# Text for analysis
_ _ _ _ _

Biden also signed a radical order letting boys compete in girls’ sports events if they identify as transgender. The practice already is causing an uproar and now Biden has put the federal government on the side of glaring unfairness.

He rejoined the World Health Organization, which Trump accused of obscuring China’s role in spreading the coronavirus. So Biden will spend upwards of $450 million a year for the privilege of being the WHO’s largest donor — and we’ll never get the truth about what the organization knew and when it knew it. 

The conflicts and incoherence aside, the far left and media echo chambers swooned their approval of these and other measures, but that was predictable. The real test will come when Biden doesn’t have Trump to kick around anymore. 

If Dems and some Republicans have their way, that won’t be anytime soon.

_ _ _ _ _

# The data
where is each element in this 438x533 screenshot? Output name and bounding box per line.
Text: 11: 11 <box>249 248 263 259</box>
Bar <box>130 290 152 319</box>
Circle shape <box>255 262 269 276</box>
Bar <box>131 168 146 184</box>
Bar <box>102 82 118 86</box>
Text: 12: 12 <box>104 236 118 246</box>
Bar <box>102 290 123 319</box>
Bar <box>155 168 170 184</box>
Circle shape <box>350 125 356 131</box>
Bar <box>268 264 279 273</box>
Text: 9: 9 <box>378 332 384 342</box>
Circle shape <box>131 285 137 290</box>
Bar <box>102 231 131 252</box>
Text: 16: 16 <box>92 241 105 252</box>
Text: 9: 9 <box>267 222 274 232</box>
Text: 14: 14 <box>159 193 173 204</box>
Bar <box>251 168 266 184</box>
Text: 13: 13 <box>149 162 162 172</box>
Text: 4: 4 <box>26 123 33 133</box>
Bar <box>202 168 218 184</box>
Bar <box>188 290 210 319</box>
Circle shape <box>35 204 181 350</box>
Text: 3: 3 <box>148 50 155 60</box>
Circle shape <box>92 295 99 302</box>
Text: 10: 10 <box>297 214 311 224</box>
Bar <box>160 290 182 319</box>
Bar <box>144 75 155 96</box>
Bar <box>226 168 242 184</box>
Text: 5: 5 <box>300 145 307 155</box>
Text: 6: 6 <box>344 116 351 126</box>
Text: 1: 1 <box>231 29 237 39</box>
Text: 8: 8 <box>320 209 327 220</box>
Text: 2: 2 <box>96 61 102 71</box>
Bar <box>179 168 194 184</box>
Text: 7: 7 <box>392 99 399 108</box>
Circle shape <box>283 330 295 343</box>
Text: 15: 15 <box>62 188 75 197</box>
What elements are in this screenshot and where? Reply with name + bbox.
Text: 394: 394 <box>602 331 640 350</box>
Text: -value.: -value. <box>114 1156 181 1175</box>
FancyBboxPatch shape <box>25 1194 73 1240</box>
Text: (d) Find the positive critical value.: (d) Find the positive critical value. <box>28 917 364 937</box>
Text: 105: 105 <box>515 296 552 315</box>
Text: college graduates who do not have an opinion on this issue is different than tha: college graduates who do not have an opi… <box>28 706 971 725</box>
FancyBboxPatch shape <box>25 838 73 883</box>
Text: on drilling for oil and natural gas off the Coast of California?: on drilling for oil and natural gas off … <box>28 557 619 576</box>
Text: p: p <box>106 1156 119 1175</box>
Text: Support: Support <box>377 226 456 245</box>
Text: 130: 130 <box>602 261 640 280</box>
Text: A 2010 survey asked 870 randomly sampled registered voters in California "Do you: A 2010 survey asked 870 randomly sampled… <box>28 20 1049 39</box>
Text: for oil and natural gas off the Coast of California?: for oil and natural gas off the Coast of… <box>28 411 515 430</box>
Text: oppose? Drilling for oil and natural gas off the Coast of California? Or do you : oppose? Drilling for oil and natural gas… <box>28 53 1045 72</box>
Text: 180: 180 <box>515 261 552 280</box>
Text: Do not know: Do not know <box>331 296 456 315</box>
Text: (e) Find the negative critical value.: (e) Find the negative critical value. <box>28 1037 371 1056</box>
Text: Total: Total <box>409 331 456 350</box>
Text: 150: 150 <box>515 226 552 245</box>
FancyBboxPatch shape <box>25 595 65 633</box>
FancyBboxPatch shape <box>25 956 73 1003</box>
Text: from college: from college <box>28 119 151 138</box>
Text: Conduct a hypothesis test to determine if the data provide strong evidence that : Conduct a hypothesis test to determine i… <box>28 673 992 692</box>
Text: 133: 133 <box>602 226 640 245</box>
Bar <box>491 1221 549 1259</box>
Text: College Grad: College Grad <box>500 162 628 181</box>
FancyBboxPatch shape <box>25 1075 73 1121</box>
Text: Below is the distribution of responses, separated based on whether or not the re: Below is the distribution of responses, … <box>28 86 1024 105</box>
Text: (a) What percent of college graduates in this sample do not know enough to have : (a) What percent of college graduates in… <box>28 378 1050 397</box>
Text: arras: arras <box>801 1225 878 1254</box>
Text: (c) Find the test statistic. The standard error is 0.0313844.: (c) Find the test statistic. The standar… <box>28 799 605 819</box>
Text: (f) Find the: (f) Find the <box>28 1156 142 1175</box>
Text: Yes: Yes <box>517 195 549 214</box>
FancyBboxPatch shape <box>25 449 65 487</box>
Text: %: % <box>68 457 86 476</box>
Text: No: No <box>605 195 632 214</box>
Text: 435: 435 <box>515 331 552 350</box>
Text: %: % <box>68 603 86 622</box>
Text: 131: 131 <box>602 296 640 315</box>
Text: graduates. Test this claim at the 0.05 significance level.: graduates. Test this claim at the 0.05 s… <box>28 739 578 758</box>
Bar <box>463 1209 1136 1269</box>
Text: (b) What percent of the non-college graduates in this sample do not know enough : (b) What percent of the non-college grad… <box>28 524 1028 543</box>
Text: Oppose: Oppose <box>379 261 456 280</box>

_ _ _ _ _

# Brief 1
Decide whether each statement agrees with the commentary on Biden's orders. Answer yes or no for each, quoting the words of the commentary that settle it. (a) Biden's spending would make the United States the WHO's largest donor. (b) Biden withdrew from the World Health Organization. (c) The far left and media echo chambers disapproved of the measures.
# Brief 2
Reproduce the commentary on Biden's orders from "He rejoined the World" up to and including "it knew it.".

# Response box 1
(a) Yes: "So Biden will spend upwards of $450 million a year for the privilege of being the WHO’s largest donor"
(b) No: "He rejoined the World Health Organization"
(c) No: "the far left and media echo chambers swooned their approval of these and other measures"

# Response box 2
He rejoined the World Health Organization, which Trump accused of obscuring China’s role in spreading the coronavirus. So Biden will spend upwards of $450 million a year for the privilege of being the WHO’s largest donor — and we’ll never get the truth about what the organization knew and when it knew it.